## BEGIN MATERIAL SHOWN

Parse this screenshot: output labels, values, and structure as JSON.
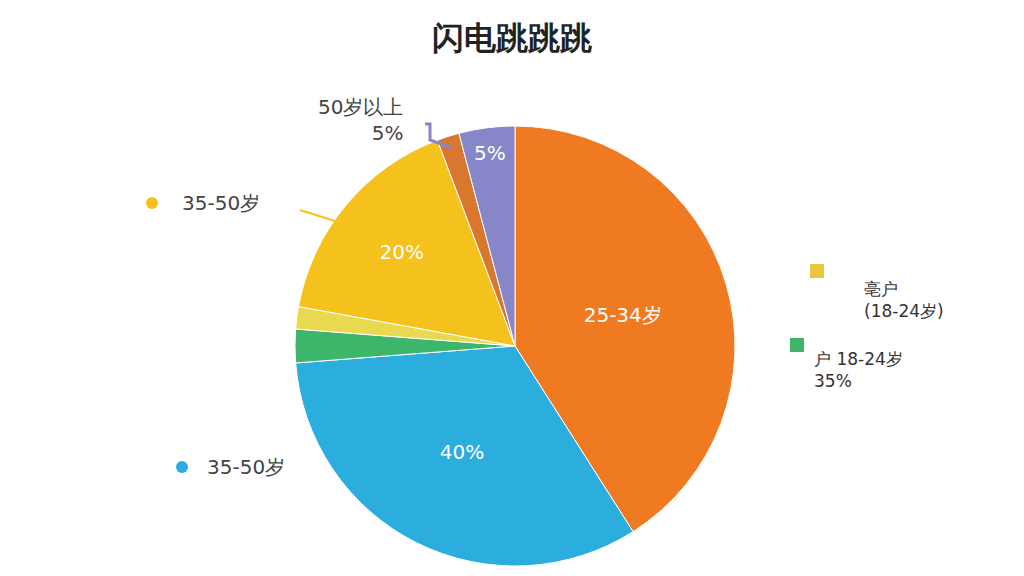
{
  "chart_data": {
    "type": "pie",
    "title": "闪电跳跳跳",
    "categories": [
      "25-34岁",
      "35-50岁",
      null,
      null,
      "35-50岁",
      null,
      "50岁以上"
    ],
    "values": [
      50,
      40,
      3,
      2,
      20,
      2,
      5
    ],
    "value_labels": [
      null,
      "40%",
      null,
      null,
      "20%",
      null,
      "5%"
    ],
    "colors": [
      "#f07a22",
      "#2badde",
      "#3db56a",
      "#e9d94e",
      "#f5c11c",
      "#d9772f",
      "#8686c8"
    ],
    "data_labels": true,
    "annotations": [
      [
        "亳户",
        "(18-24岁)"
      ],
      [
        "户 18-24岁",
        "35%"
      ]
    ]
  }
}
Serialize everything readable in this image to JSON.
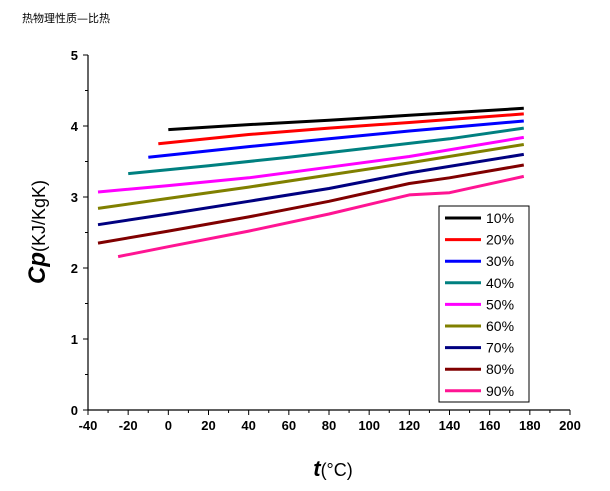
{
  "page": {
    "title": "热物理性质—比热"
  },
  "chart_data": {
    "type": "line",
    "xlabel_main": "t",
    "xlabel_unit": "(°C)",
    "ylabel_main": "Cp",
    "ylabel_unit": "(KJ/KgK)",
    "xlim": [
      -40,
      200
    ],
    "ylim": [
      0,
      5
    ],
    "xticks": [
      -40,
      -20,
      0,
      20,
      40,
      60,
      80,
      100,
      120,
      140,
      160,
      180,
      200
    ],
    "yticks": [
      0,
      1,
      2,
      3,
      4,
      5
    ],
    "legend_position": "lower-right",
    "series": [
      {
        "name": "10%",
        "color": "#000000",
        "x": [
          0,
          40,
          80,
          120,
          177
        ],
        "y": [
          3.95,
          4.02,
          4.08,
          4.15,
          4.25
        ]
      },
      {
        "name": "20%",
        "color": "#ff0000",
        "x": [
          -5,
          40,
          80,
          120,
          177
        ],
        "y": [
          3.75,
          3.88,
          3.97,
          4.05,
          4.17
        ]
      },
      {
        "name": "30%",
        "color": "#0000ff",
        "x": [
          -10,
          40,
          80,
          120,
          177
        ],
        "y": [
          3.56,
          3.71,
          3.82,
          3.93,
          4.07
        ]
      },
      {
        "name": "40%",
        "color": "#008080",
        "x": [
          -20,
          20,
          60,
          100,
          140,
          177
        ],
        "y": [
          3.33,
          3.44,
          3.56,
          3.69,
          3.82,
          3.97
        ]
      },
      {
        "name": "50%",
        "color": "#ff00ff",
        "x": [
          -35,
          0,
          40,
          80,
          120,
          177
        ],
        "y": [
          3.07,
          3.16,
          3.27,
          3.42,
          3.57,
          3.84
        ]
      },
      {
        "name": "60%",
        "color": "#808000",
        "x": [
          -35,
          0,
          40,
          80,
          120,
          177
        ],
        "y": [
          2.84,
          2.98,
          3.14,
          3.31,
          3.48,
          3.74
        ]
      },
      {
        "name": "70%",
        "color": "#000080",
        "x": [
          -35,
          0,
          40,
          80,
          120,
          177
        ],
        "y": [
          2.61,
          2.76,
          2.94,
          3.12,
          3.34,
          3.6
        ]
      },
      {
        "name": "80%",
        "color": "#800000",
        "x": [
          -35,
          0,
          40,
          80,
          120,
          140,
          177
        ],
        "y": [
          2.35,
          2.52,
          2.72,
          2.94,
          3.19,
          3.27,
          3.45
        ]
      },
      {
        "name": "90%",
        "color": "#ff1493",
        "x": [
          -25,
          0,
          40,
          80,
          120,
          140,
          177
        ],
        "y": [
          2.16,
          2.3,
          2.52,
          2.76,
          3.03,
          3.06,
          3.29
        ]
      }
    ]
  }
}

## END MATERIAL SHOWN

Pictures are not part of the copy; reproduce everything else in the records exactly.

Parse this screenshot: output labels, values, and structure as JSON.
{
  "chart_data": {
    "type": "pie",
    "title": "闪电跳跳跳",
    "categories": [
      "25-34岁",
      "35-50岁",
      null,
      null,
      "35-50岁",
      null,
      "50岁以上"
    ],
    "values": [
      50,
      40,
      3,
      2,
      20,
      2,
      5
    ],
    "value_labels": [
      null,
      "40%",
      null,
      null,
      "20%",
      null,
      "5%"
    ],
    "colors": [
      "#f07a22",
      "#2badde",
      "#3db56a",
      "#e9d94e",
      "#f5c11c",
      "#d9772f",
      "#8686c8"
    ],
    "data_labels": true,
    "annotations": [
      [
        "亳户",
        "(18-24岁)"
      ],
      [
        "户 18-24岁",
        "35%"
      ]
    ]
  }
}
Serialize everything readable in this image to JSON.
{
  "page": {
    "title": "热物理性质—比热"
  },
  "chart_data": {
    "type": "line",
    "xlabel_main": "t",
    "xlabel_unit": "(°C)",
    "ylabel_main": "Cp",
    "ylabel_unit": "(KJ/KgK)",
    "xlim": [
      -40,
      200
    ],
    "ylim": [
      0,
      5
    ],
    "xticks": [
      -40,
      -20,
      0,
      20,
      40,
      60,
      80,
      100,
      120,
      140,
      160,
      180,
      200
    ],
    "yticks": [
      0,
      1,
      2,
      3,
      4,
      5
    ],
    "legend_position": "lower-right",
    "series": [
      {
        "name": "10%",
        "color": "#000000",
        "x": [
          0,
          40,
          80,
          120,
          177
        ],
        "y": [
          3.95,
          4.02,
          4.08,
          4.15,
          4.25
        ]
      },
      {
        "name": "20%",
        "color": "#ff0000",
        "x": [
          -5,
          40,
          80,
          120,
          177
        ],
        "y": [
          3.75,
          3.88,
          3.97,
          4.05,
          4.17
        ]
      },
      {
        "name": "30%",
        "color": "#0000ff",
        "x": [
          -10,
          40,
          80,
          120,
          177
        ],
        "y": [
          3.56,
          3.71,
          3.82,
          3.93,
          4.07
        ]
      },
      {
        "name": "40%",
        "color": "#008080",
        "x": [
          -20,
          20,
          60,
          100,
          140,
          177
        ],
        "y": [
          3.33,
          3.44,
          3.56,
          3.69,
          3.82,
          3.97
        ]
      },
      {
        "name": "50%",
        "color": "#ff00ff",
        "x": [
          -35,
          0,
          40,
          80,
          120,
          177
        ],
        "y": [
          3.07,
          3.16,
          3.27,
          3.42,
          3.57,
          3.84
        ]
      },
      {
        "name": "60%",
        "color": "#808000",
        "x": [
          -35,
          0,
          40,
          80,
          120,
          177
        ],
        "y": [
          2.84,
          2.98,
          3.14,
          3.31,
          3.48,
          3.74
        ]
      },
      {
        "name": "70%",
        "color": "#000080",
        "x": [
          -35,
          0,
          40,
          80,
          120,
          177
        ],
        "y": [
          2.61,
          2.76,
          2.94,
          3.12,
          3.34,
          3.6
        ]
      },
      {
        "name": "80%",
        "color": "#800000",
        "x": [
          -35,
          0,
          40,
          80,
          120,
          140,
          177
        ],
        "y": [
          2.35,
          2.52,
          2.72,
          2.94,
          3.19,
          3.27,
          3.45
        ]
      },
      {
        "name": "90%",
        "color": "#ff1493",
        "x": [
          -25,
          0,
          40,
          80,
          120,
          140,
          177
        ],
        "y": [
          2.16,
          2.3,
          2.52,
          2.76,
          3.03,
          3.06,
          3.29
        ]
      }
    ]
  }
}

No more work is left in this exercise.